— Start of Selected excerpt —
I typed a message over and over in Facebook Messenger to reach out to their brother’s grandmother. What should I say? Will my message be received with happiness or am I creating another problem for a family that has already been through so much? As I hit send, I felt my stomach turn a flip. Now the waiting game would begin and my mind began running through every possible scenario. Luckily, I didn’t have to wait very long as I had a response the following morning.
The response was nothing short of what I had prayed for; their brother would love to meet them. This past weekend we had the honor of bringing together three lives that shared so much heartache over a few short years. The result was nothing short of a miracle. A family that hadn’t had a real chance to develop slowly took root. Sitting back and watching an older brother get to realize his dream of completing his family was easily one of the most moving experiences I have ever witnessed. Summer and Stryker meshed so well with him it was obvious that something greater was at work than any plans we could have made. What made the experience even better is that Jackson, Rosie, and Thayer are as much a part of this motley crew as the others.
This past Sunday we added a new branch to our family tree. My children gained a new brother; Christi and I gained a new friend and confidante in his grandmother, and will soon meet his Dad. Could a better ending have come from such a troubled story? I don’t think so.
Unconventional describes every aspect of our family, and you know what? I wouldn’t have it any other way.
— End of Selected excerpt —
— Start of Raw records —
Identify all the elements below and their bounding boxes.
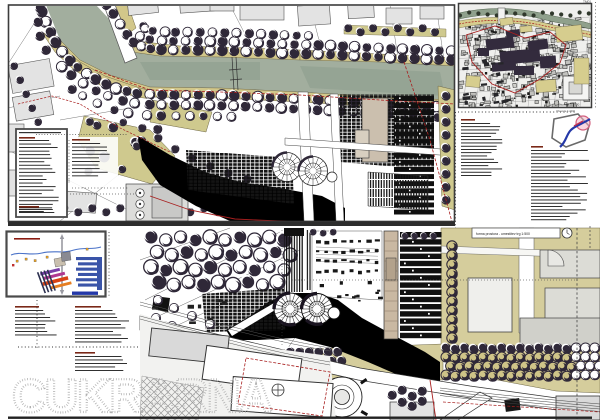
svg-text:CUKRARNA: CUKRARNA [12, 369, 272, 420]
svg-text:TM01: TM01 [583, 0, 591, 4]
svg-text:Situacija 1:2000: Situacija 1:2000 [558, 103, 580, 107]
svg-text:forma prostora - umestitev trg: forma prostora - umestitev trg 1:500 [476, 232, 530, 236]
svg-text:Obmocje 1:2000: Obmocje 1:2000 [556, 109, 576, 113]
— End of Raw records —
- **Your task**: In the account of the family reunion, what reason does the writer give for saying it was obvious that "something greater was at work than any plans we could have made"? Explain in one to three sentences.

- **Finished exercise**: The writer says this because Summer and Stryker meshed so well with their brother.